Талип РАМАЗАНОВ
Красноармеец 226 гаубично-артилерийского полка 23 Харьковской стрелковой дивизии ордена Ленина Т.Р. Рамазанов
Продолжение. Начало в № 46 (1022) от 16 ноября 2016 г.
В эти годы был призыв ЦК комсомола «Комсомольцы — на самолеты». Поэтому осенью 1937 г., когда началась учеба в 10 классе, комсомольская организация школы рекомендовала меня Ленинскому райкому комсомола для направления на учебу в аэроклуб. И уже по путевке райкома комсомола я был принят в пилотскую группу аэроклуба на учебу без отрыва от занятий (называлась учеба «без отрыва от производства»). Многие учащиеся аэроклуба работали, и таких, как я, было мало.
Учиться одновременно в 10 классе и в аэроклубе (вечером по 4-5 часов) было, конечно, нелегко, но аэроклубовская учеба крепко завлекала, учился с большим желанием и прилежностью.
В аэроклубе изучали предметы:
1. Материальная часть самолета У-2 (учебная — 2);
2. Материальная часть и принцип работы мотора М-11, установленного на самолеты У-2;
3. Теорию полета.
4. Аэронавигацию.
5. Метеорологию.
6. Уставы: строевой, ВВС и др.;
7. Парашютное дело: материальная часть парашюта, его укладка и т.д.;
8. Строевая подготовка и некоторые другие дисциплины.
Закончив теоретическую подготовку, предусмотренную по программе, и успешно сдав экзамены в мае 1938 г., я был допущен к практическим занятиям (к полетам). Ездили на аэродром за городом через пристань № 1. Начались аэродромные службы и первые вывозные полеты в мае 1938 г.
Теперь было еще труднее, так как нужно было готовиться к выпускным экзаменам и приложить все усилия, чтобы как можно лучше освоить первые полеты и скорее вылететь самостоятельно.
Конечно, выпускные экзамены сдал не на «отлично», но, видимо, сделали некоторые скидки в связи с учебой в аэроклубе. Однако 10 класс закончил.
В тот же период, то есть где-то в конце июня, был допущен к первому самостоятельному полету. Этот полет назывался по кругу (или по коробочке). После взлета набираешь определенную высоту и над указанным ориентиром делаешь разворот налево, летишь вдоль аэродрома, опять над определенным ориентиром разворот налево и еще один разворот налево, — получается маршрут в виде четырехугольника — затем идешь на посадку.

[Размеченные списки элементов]
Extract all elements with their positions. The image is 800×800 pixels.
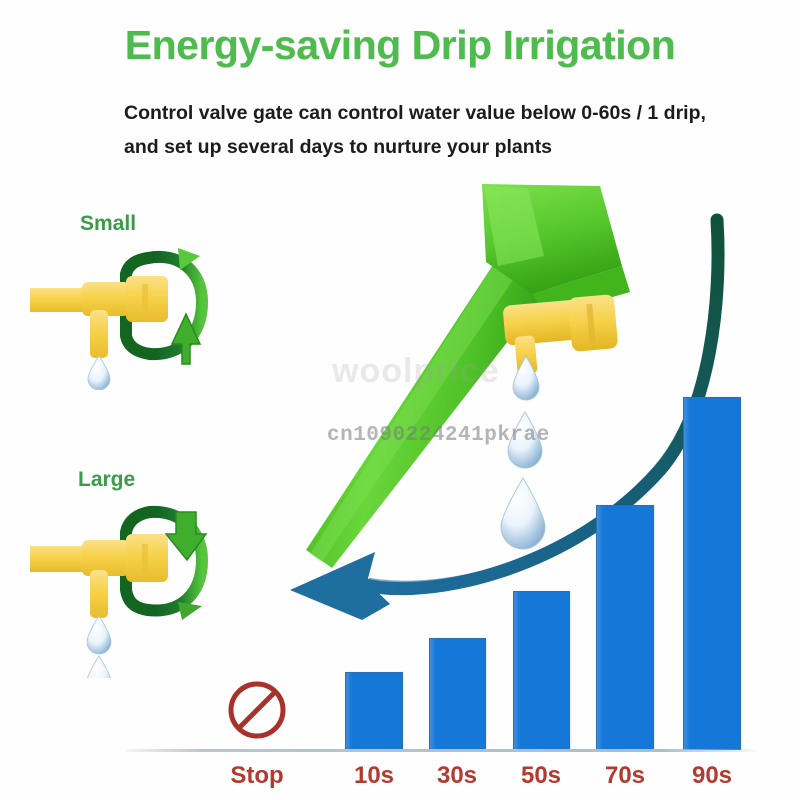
tick-label-30s: 30s	[412, 762, 502, 790]
bar-10s	[345, 672, 403, 750]
bar-30s	[429, 638, 486, 750]
bar-chart: Stop10s30s50s70s90s	[0, 0, 800, 800]
tick-label-10s: 10s	[329, 762, 419, 790]
tick-label-90s: 90s	[667, 762, 757, 790]
chart-baseline	[125, 749, 757, 752]
bar-50s	[513, 591, 570, 750]
prohibition-icon	[225, 678, 289, 742]
tick-label-70s: 70s	[580, 762, 670, 790]
tick-label-Stop: Stop	[212, 762, 302, 790]
product-infographic: Energy-saving Drip Irrigation Control va…	[0, 0, 800, 800]
bar-90s	[683, 397, 741, 750]
tick-label-50s: 50s	[496, 762, 586, 790]
bar-70s	[596, 505, 654, 750]
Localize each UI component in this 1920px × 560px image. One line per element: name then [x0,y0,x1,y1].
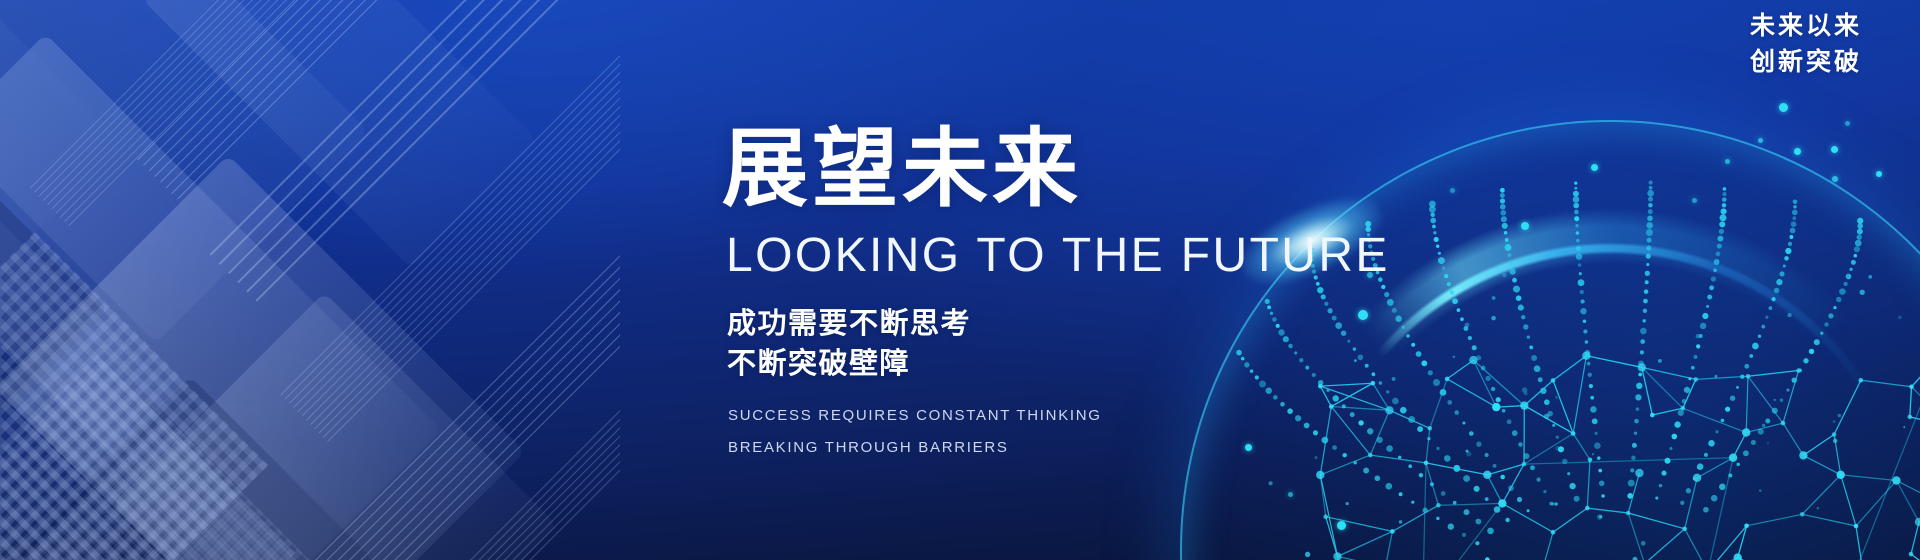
particle [1450,188,1455,193]
hairline-group [280,0,620,446]
subtitle-chinese-line1: 成功需要不断思考 [727,304,1390,344]
diagonal-sheet [142,0,538,268]
corner-tagline-line2: 创新突破 [1750,44,1862,80]
geometric-decoration [0,0,620,560]
subtitle-english: SUCCESS REQUIRES CONSTANT THINKING BREAK… [728,400,1390,465]
checker-pattern [0,355,295,560]
particle [1288,492,1293,497]
diagonal-sheet [0,34,441,560]
headline-chinese: 展望未来 [722,126,1390,212]
subtitle-chinese: 成功需要不断思考 不断突破壁障 [727,304,1390,384]
particle [1692,198,1697,203]
hairline-group [313,137,620,560]
subtitle-english-line2: BREAKING THROUGH BARRIERS [728,432,1390,464]
diagonal-sheet [0,206,219,560]
subtitle-chinese-line2: 不断突破壁障 [727,344,1390,384]
hairline-group [30,0,610,230]
diagonal-sheet [0,155,525,560]
particle [1337,521,1346,530]
hairline-group [137,0,620,205]
particle [1758,138,1763,143]
particle [1591,164,1598,171]
diagonal-sheet [0,0,368,343]
particle [1779,103,1788,112]
particle [1845,121,1850,126]
corner-tagline-line1: 未来以来 [1750,8,1862,44]
checker-pattern [0,232,268,560]
diagonal-sheet [112,292,557,560]
headline-english: LOOKING TO THE FUTURE [726,232,1390,280]
dark-wedge [0,97,108,443]
dark-wedge [6,376,374,560]
particle [1725,159,1730,164]
diagonal-sheet [0,0,124,299]
particle [1876,171,1882,177]
checker-pattern [0,417,323,560]
corner-tagline: 未来以来 创新突破 [1750,8,1862,81]
hairline-group [253,0,620,560]
particle [1521,222,1529,230]
hairline-group [210,0,620,309]
promotional-banner: 未来以来 创新突破 展望未来 LOOKING TO THE FUTURE 成功需… [0,0,1920,560]
particle [1794,148,1801,155]
particle [1832,176,1838,182]
headline-block: 展望未来 LOOKING TO THE FUTURE 成功需要不断思考 不断突破… [722,126,1390,465]
subtitle-english-line1: SUCCESS REQUIRES CONSTANT THINKING [728,400,1390,432]
particle [1831,146,1838,153]
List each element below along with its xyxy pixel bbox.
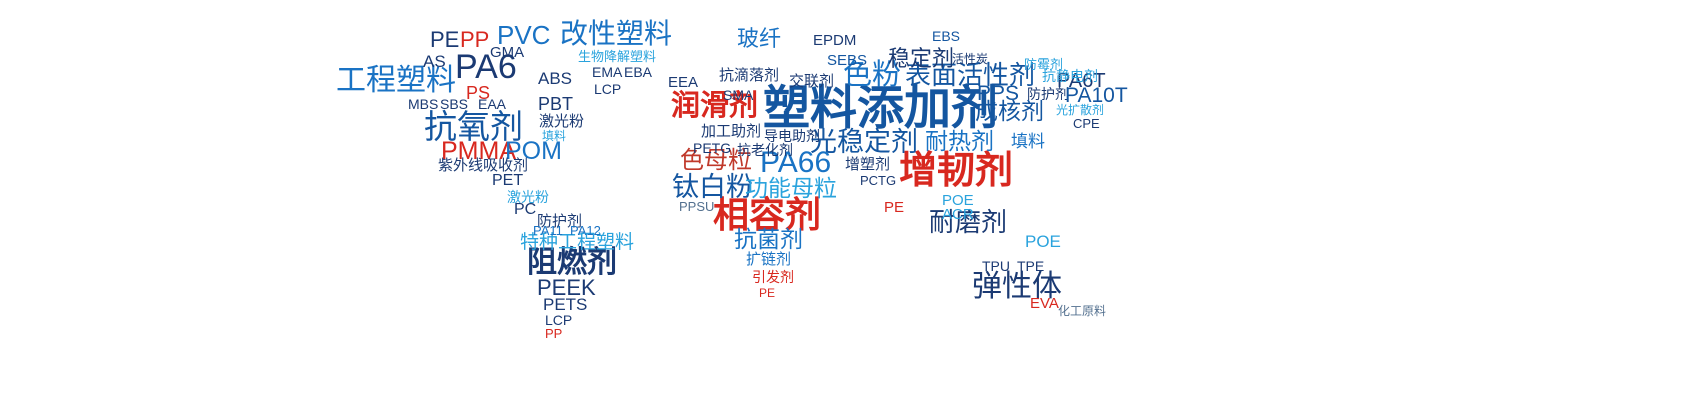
word-cloud-term: TPU bbox=[982, 259, 1010, 273]
word-cloud-term: TPE bbox=[1017, 259, 1044, 273]
word-cloud-term: 防护剂 bbox=[1027, 87, 1069, 101]
word-cloud-term: PCTG bbox=[860, 174, 896, 187]
word-cloud-term: CPE bbox=[1073, 117, 1100, 130]
word-cloud-term: 钛白粉 bbox=[672, 174, 753, 201]
word-cloud-term: PETS bbox=[543, 296, 587, 313]
word-cloud-term: ACR bbox=[942, 207, 974, 222]
word-cloud-term: MBS bbox=[408, 97, 438, 111]
word-cloud-term: ABS bbox=[538, 70, 572, 87]
word-cloud-term: EEA bbox=[668, 75, 698, 90]
word-cloud-term: PE bbox=[430, 29, 459, 51]
word-cloud-term: 紫外线吸收剂 bbox=[438, 158, 528, 173]
word-cloud-term: 化工原料 bbox=[1058, 305, 1106, 317]
word-cloud-term: 活性炭 bbox=[952, 53, 988, 65]
word-cloud-term: SEBS bbox=[827, 53, 867, 68]
word-cloud-term: SBS bbox=[440, 97, 468, 111]
word-cloud-term: 交联剂 bbox=[789, 74, 834, 89]
word-cloud-term: 改性塑料 bbox=[560, 20, 672, 48]
word-cloud-term: 引发剂 bbox=[752, 270, 794, 284]
word-cloud-term: 填料 bbox=[1011, 133, 1045, 150]
word-cloud-term: LCP bbox=[545, 313, 572, 327]
word-cloud-term: LCP bbox=[594, 82, 621, 96]
word-cloud-term: EAA bbox=[478, 97, 506, 111]
word-cloud-term: 增韧剂 bbox=[899, 152, 1013, 190]
word-cloud-term: PE bbox=[759, 287, 775, 299]
word-cloud-term: 功能母粒 bbox=[745, 177, 837, 200]
word-cloud-term: PBT bbox=[538, 95, 573, 113]
word-cloud-term: 加工助剂 bbox=[701, 124, 761, 139]
word-cloud-term: 光扩散剂 bbox=[1056, 104, 1104, 116]
word-cloud-term: 激光粉 bbox=[539, 114, 584, 129]
word-cloud-term: EVA bbox=[1030, 296, 1059, 311]
word-cloud-term: EBS bbox=[932, 29, 960, 43]
word-cloud-term: 扩链剂 bbox=[746, 252, 791, 267]
word-cloud-term: 填料 bbox=[542, 130, 566, 142]
word-cloud-term: PPSU bbox=[679, 200, 714, 213]
word-cloud-term: PA12 bbox=[570, 224, 601, 237]
word-cloud-term: 抗静电剂 bbox=[1042, 69, 1098, 83]
word-cloud-term: 导电助剂 bbox=[764, 129, 820, 143]
word-cloud-term: POE bbox=[1025, 233, 1061, 250]
word-cloud-term: 增塑剂 bbox=[845, 157, 890, 172]
word-cloud-term: PPS bbox=[977, 83, 1019, 104]
word-cloud-term: EBA bbox=[624, 65, 652, 79]
word-cloud-term: PP bbox=[545, 327, 562, 340]
word-cloud-term: PET bbox=[492, 173, 523, 189]
word-cloud-term: PA11 bbox=[533, 224, 563, 237]
word-cloud-term: EPDM bbox=[813, 33, 856, 48]
word-cloud-term: PETG bbox=[693, 141, 731, 155]
word-cloud-term: PP bbox=[460, 29, 489, 51]
word-cloud-term: 生物降解塑料 bbox=[578, 50, 656, 63]
word-cloud-term: 抗菌剂 bbox=[734, 228, 803, 251]
word-cloud-term: 抗老化剂 bbox=[737, 143, 793, 157]
word-cloud-canvas: 塑料添加剂增韧剂相容剂工程塑料抗氧剂阻燃剂PA6改性塑料润滑剂表面活性剂色粉光稳… bbox=[0, 0, 1707, 400]
word-cloud-term: PE bbox=[884, 200, 904, 215]
word-cloud-term: 耐热剂 bbox=[925, 130, 994, 153]
word-cloud-term: AS bbox=[423, 53, 446, 70]
word-cloud-term: 抗滴落剂 bbox=[719, 68, 779, 83]
word-cloud-term: 稳定剂 bbox=[888, 48, 954, 70]
word-cloud-term: SMA bbox=[723, 88, 753, 102]
word-cloud-term: GMA bbox=[490, 45, 524, 60]
word-cloud-term: PC bbox=[514, 202, 536, 218]
word-cloud-term: 塑料添加剂 bbox=[763, 84, 998, 131]
word-cloud-term: EMA bbox=[592, 65, 622, 79]
word-cloud-term: 玻纤 bbox=[737, 28, 781, 50]
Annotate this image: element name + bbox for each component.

НАБОР ЗАДАНИЙ.
[1] Какой мотор, согласно воспоминаниям об аэроклубе, устанавливался на самолеты У-2?
[2] Подхватите воспоминания об аэроклубе сразу после последнего приведенного предложения и продолжите повествование.
Строки не имеют отношения к воспоминаниям об аэроклубе.

ОТВЕТЫ ПО ПОРЯДКУ.
[1] М-11.

[2]
В первом самостоятельном полете главная задача (и довольно-таки сложная) — правильная и точная посадка. Посадку произвел неплохо. Но немного не рассчитал, колесами коснулся земли на несколько метров раньше ограничительного полотна.
В дальнейшем во время самостоятельных полетов, особенно при выполнении фигур высшего пилотажа, было немало разных огорчений, отдельные элементы приходилось усваивать с большим трудом. Но когда усвоишь, тогда они кажутся такими простыми, нужно правильно ухватывать моменты.
Были и отдельные неожиданные огорчения, а порой опасности. Однажды вылетел один (в передней кабине на месте инструктора мешок с песком для балансирования веса). Вылетел в зону над нефтебазой (ныне пристани) в сторону Черниковска для отработки элементов фигур высшего пилотажа.
Выполняя задание инструктора, то есть, исполняя фигуры, несколько увлекся и не заметил, как отклонился от зоны. Когда обратил на это внимание и посмотрел в сторону аэродрома, увидел на посадочной площадке выложенный знак «Всем срочная посадка». Нажал на полный газ. Не понимая, почему к самолету, идущему на посадку, с двух сторон выстроились на определенном расстоянии друг от друга курсанты и на летном поле нет ни одного самолета, я начал снижаться и тут ощутил сильный встречный ветер. Тогда я понял, что посадка трудная. Самолет передо мной не смог сесть, ушел на второй круг.
Когда я начал снижаться и убавил газ, самолет начал как бы терять скорость и устойчивость, его относило в сторону. Я оказался в стороне от «Т» (посадочного знака), пришлось дать полный газ и так же уйти на второй круг.
Во время второго круга я ощутил еще большую силу ветра, это было видно по деревьям и другим наземным предметам. Для удержания посадочных полотнищ на них лежали курсанты.
Самолет относило от аэродрома. Круг получился слишком большой, но я увидел, как идущий впереди самолет опять пошел на посадку и стоящие на земле люди схватили его прямо за крылья, когда он коснулся земли. Как это получилось, понять не мог, да и не до этого было, думал о своей посадке. Каким образом это выполнить практически не обучился (знал только теоретически).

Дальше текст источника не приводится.